Show every line of the records below that contains the word "Distance".

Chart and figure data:
-*-

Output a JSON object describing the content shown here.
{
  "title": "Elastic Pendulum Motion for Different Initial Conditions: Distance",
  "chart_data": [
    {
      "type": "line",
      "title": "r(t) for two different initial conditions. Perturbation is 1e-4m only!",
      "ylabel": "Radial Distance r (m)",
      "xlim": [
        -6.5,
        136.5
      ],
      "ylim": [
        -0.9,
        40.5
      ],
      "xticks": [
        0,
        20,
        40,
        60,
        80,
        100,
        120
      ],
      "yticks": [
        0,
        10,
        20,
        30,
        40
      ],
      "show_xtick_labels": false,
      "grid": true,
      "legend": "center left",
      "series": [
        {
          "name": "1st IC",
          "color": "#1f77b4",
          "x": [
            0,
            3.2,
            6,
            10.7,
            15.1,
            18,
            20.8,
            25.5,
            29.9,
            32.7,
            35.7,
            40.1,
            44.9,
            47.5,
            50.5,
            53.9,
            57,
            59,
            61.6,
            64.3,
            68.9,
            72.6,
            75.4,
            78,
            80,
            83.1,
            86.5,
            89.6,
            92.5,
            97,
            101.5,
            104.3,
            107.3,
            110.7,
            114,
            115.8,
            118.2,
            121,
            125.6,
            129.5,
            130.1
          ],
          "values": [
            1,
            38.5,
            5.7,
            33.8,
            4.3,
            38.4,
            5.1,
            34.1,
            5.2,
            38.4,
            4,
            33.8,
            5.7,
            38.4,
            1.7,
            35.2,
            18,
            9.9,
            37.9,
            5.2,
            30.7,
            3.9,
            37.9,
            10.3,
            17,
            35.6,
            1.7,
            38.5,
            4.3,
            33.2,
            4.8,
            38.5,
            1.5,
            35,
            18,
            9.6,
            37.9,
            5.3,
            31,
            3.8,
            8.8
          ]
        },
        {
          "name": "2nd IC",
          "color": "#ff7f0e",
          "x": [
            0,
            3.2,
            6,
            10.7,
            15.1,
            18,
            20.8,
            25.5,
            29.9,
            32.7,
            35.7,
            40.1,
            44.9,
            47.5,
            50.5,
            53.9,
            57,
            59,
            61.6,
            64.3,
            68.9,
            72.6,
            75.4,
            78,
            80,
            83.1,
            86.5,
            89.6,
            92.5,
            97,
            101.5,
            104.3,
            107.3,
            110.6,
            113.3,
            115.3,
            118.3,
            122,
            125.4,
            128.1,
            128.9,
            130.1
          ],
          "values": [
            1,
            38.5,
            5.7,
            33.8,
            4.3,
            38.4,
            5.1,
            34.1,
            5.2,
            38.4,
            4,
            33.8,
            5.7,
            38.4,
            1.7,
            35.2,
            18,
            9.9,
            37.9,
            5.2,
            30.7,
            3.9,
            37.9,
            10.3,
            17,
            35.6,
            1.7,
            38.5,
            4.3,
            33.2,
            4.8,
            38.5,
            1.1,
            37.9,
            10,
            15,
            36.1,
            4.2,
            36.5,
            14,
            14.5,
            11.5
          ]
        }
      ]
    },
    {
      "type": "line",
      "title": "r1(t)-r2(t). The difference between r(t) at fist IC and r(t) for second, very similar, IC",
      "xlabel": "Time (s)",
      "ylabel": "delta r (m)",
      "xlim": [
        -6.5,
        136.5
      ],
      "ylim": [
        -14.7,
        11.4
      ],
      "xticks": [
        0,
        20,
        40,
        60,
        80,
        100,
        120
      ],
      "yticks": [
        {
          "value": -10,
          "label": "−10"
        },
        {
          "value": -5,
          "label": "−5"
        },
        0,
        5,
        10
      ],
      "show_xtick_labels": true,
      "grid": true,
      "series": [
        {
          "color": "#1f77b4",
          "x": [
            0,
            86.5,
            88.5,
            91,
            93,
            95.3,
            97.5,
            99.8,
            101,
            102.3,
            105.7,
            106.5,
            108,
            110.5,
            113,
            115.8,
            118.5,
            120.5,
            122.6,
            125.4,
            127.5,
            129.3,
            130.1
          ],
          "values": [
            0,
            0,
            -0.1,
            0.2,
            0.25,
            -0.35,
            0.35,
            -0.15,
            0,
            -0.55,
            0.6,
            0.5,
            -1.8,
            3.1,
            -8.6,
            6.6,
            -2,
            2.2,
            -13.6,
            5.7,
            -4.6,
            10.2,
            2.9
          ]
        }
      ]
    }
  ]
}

-*-

**Response to this task**.
  "title": "Elastic Pendulum Motion for Different Initial Conditions: Distance",
      "ylabel": "Radial Distance r (m)",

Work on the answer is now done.